>> Start

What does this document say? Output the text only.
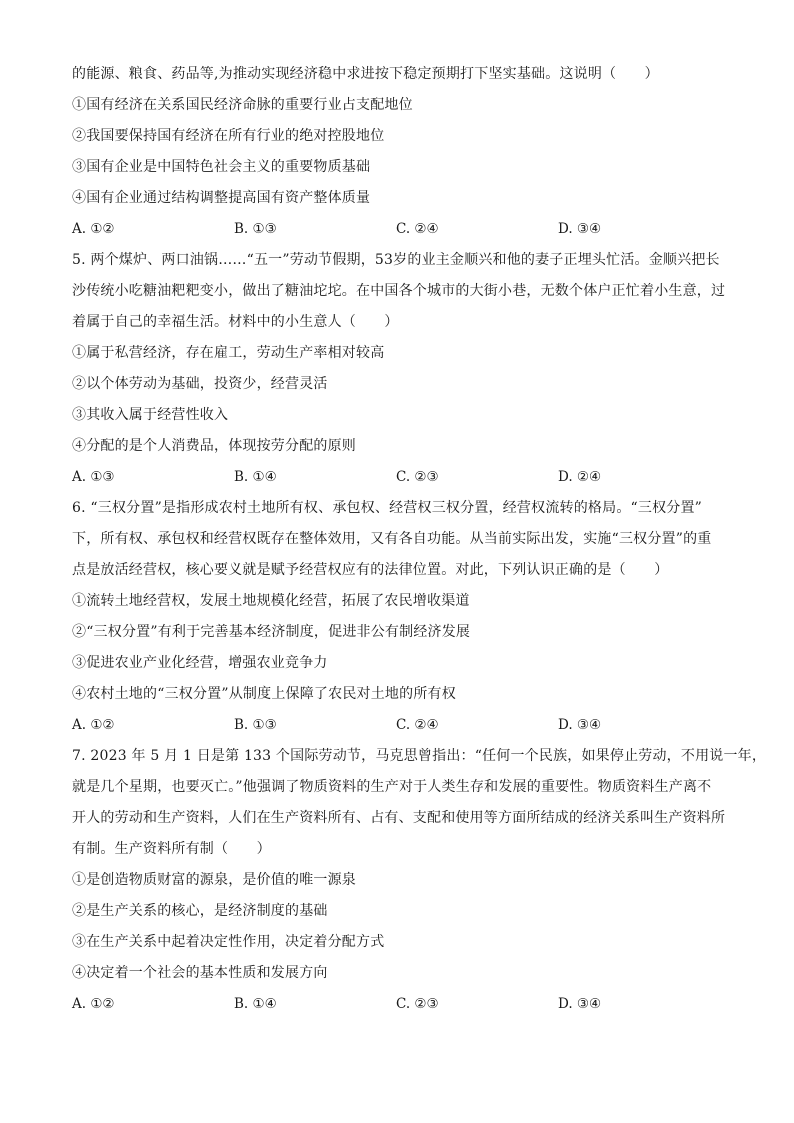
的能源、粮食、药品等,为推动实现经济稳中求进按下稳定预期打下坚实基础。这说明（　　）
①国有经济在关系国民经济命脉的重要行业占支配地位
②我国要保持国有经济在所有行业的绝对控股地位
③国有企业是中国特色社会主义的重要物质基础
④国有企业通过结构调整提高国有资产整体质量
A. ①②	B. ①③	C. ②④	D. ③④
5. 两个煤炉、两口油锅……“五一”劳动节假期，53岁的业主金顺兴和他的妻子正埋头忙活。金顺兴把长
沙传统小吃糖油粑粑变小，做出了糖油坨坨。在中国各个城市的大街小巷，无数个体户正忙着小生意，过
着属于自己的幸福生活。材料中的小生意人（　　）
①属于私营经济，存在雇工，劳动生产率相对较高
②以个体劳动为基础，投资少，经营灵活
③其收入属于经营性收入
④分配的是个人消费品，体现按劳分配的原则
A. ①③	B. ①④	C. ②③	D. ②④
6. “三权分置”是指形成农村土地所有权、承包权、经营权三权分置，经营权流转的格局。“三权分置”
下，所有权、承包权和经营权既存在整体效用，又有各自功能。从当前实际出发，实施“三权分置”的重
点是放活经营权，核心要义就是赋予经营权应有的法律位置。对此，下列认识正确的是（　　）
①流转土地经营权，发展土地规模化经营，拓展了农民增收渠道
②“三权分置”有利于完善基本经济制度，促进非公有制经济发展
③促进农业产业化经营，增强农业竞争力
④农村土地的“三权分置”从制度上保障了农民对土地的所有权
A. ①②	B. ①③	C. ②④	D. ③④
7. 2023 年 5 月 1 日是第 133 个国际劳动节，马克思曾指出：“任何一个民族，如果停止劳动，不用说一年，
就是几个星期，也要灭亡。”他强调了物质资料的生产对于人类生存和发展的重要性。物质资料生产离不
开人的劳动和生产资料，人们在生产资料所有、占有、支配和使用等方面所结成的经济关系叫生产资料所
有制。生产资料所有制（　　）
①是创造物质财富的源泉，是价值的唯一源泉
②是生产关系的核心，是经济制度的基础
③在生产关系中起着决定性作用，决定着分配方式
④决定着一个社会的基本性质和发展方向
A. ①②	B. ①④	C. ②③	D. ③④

>> End
>> Start

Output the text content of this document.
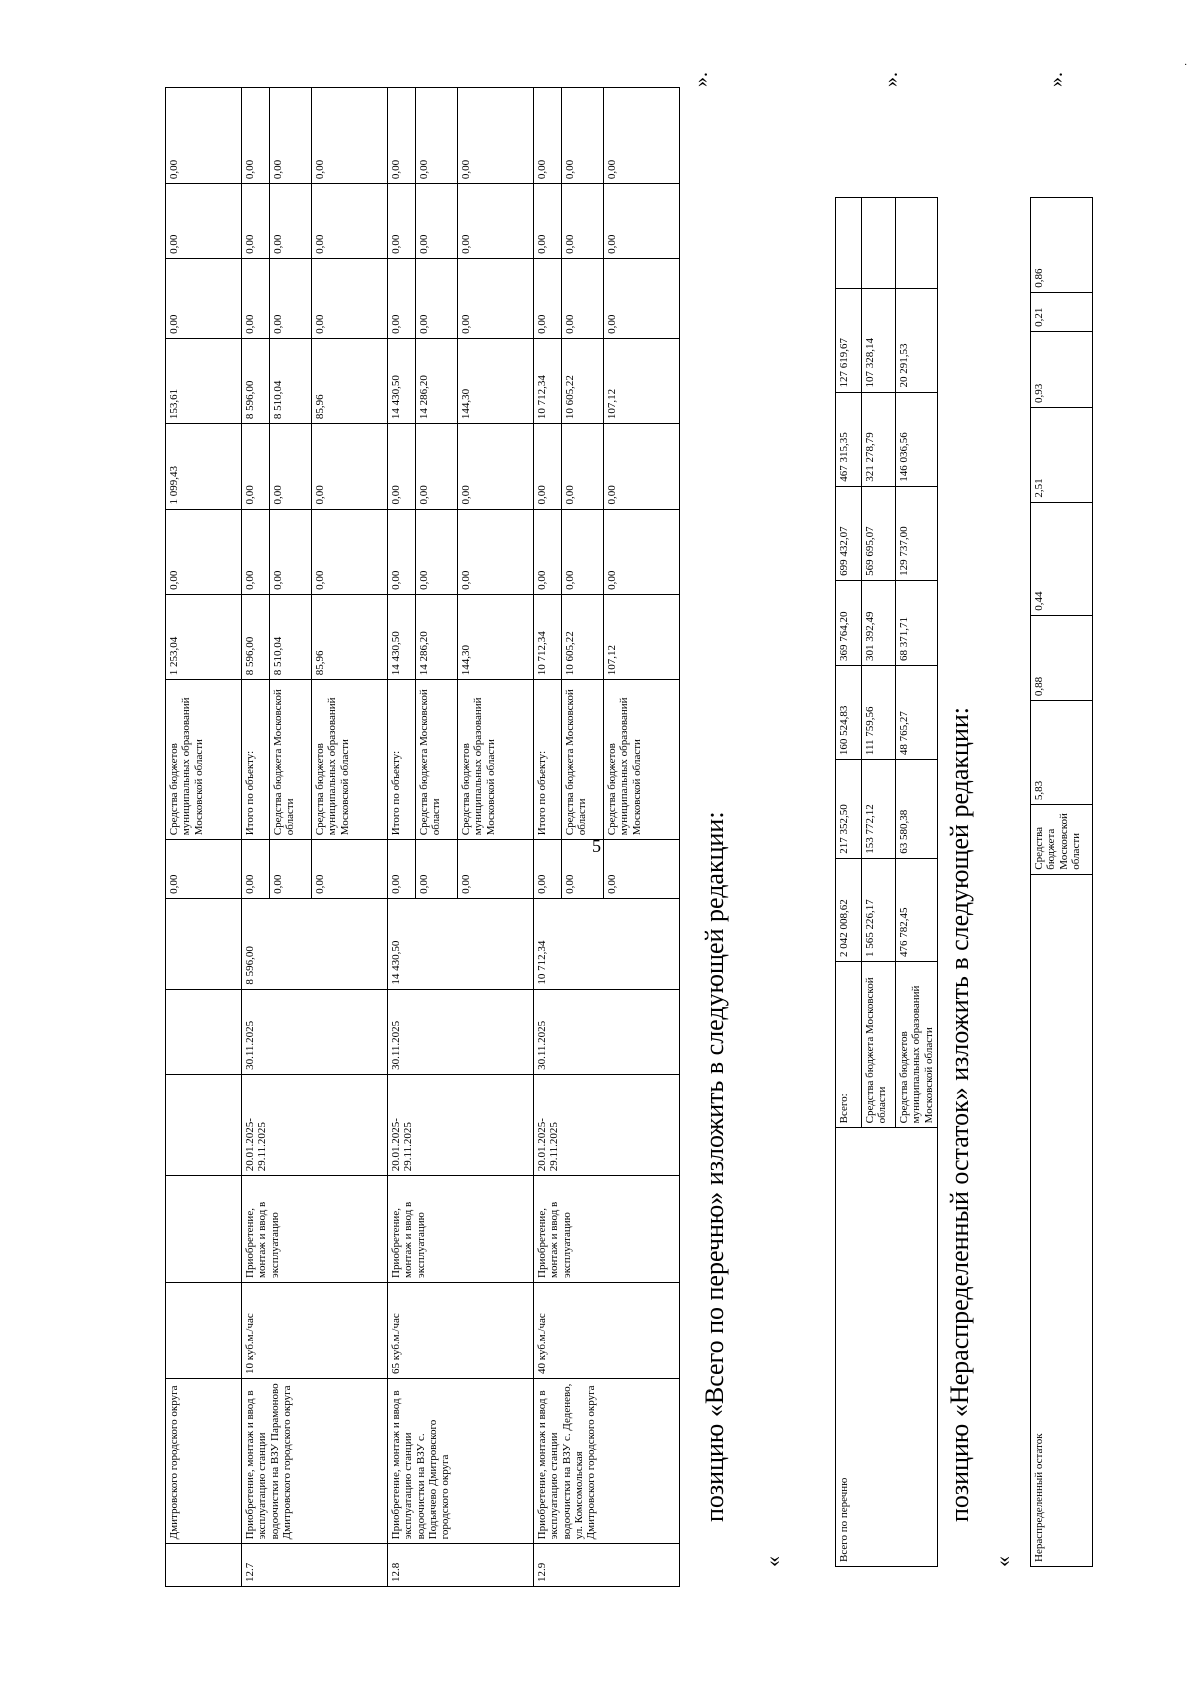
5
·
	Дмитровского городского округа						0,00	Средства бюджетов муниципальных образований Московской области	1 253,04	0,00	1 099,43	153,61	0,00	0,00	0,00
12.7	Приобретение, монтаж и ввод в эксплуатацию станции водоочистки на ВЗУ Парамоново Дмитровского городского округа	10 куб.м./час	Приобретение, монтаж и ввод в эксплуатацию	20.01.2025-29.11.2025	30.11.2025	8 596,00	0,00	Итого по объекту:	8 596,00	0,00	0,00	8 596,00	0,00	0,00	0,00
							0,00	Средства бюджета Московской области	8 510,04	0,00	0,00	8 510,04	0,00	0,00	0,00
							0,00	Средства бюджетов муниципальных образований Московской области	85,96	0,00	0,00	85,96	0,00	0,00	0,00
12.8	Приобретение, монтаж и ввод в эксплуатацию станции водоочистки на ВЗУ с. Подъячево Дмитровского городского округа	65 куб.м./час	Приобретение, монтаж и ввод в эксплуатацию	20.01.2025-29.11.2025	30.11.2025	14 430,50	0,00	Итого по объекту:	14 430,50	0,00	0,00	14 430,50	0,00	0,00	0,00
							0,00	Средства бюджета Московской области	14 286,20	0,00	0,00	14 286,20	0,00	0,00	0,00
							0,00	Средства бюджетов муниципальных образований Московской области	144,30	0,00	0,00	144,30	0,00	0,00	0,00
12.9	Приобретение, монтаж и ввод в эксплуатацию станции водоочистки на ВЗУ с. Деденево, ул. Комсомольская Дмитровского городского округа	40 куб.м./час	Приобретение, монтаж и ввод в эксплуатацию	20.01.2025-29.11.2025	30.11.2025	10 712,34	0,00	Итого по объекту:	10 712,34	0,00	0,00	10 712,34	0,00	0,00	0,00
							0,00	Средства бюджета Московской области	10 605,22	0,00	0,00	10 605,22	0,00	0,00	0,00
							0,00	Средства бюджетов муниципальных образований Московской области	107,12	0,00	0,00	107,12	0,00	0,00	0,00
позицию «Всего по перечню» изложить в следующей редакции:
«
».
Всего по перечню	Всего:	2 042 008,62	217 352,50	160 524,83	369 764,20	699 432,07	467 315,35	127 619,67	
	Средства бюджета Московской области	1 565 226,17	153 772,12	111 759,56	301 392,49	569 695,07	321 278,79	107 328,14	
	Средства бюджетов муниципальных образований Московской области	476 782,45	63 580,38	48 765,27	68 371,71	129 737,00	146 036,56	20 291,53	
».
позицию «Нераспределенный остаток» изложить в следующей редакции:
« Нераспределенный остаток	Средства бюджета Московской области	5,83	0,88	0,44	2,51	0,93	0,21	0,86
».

>> End
>> Start

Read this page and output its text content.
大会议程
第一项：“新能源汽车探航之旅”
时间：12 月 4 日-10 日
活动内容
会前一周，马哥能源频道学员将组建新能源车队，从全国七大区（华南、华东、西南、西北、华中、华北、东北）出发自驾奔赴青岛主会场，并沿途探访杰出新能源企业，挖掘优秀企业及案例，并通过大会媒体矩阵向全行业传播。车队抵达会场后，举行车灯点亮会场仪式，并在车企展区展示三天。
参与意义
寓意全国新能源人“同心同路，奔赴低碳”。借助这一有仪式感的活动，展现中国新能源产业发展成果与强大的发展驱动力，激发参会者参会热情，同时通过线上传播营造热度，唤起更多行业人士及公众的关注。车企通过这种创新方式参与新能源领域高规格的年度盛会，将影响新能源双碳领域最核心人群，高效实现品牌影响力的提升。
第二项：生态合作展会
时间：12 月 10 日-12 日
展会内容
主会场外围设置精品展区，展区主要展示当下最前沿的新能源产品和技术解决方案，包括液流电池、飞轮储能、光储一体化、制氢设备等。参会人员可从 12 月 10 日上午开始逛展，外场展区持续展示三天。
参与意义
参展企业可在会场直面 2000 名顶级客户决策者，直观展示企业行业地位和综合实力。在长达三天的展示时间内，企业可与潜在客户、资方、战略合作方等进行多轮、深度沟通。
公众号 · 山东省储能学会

>> End

Show all lines from the listing above in which "Всего" appears.

Answer in full:
позицию «Всего по перечню» изложить в следующей редакции:
Всего по перечню	Всего:	2 042 008,62	217 352,50	160 524,83	369 764,20	699 432,07	467 315,35	127 619,67	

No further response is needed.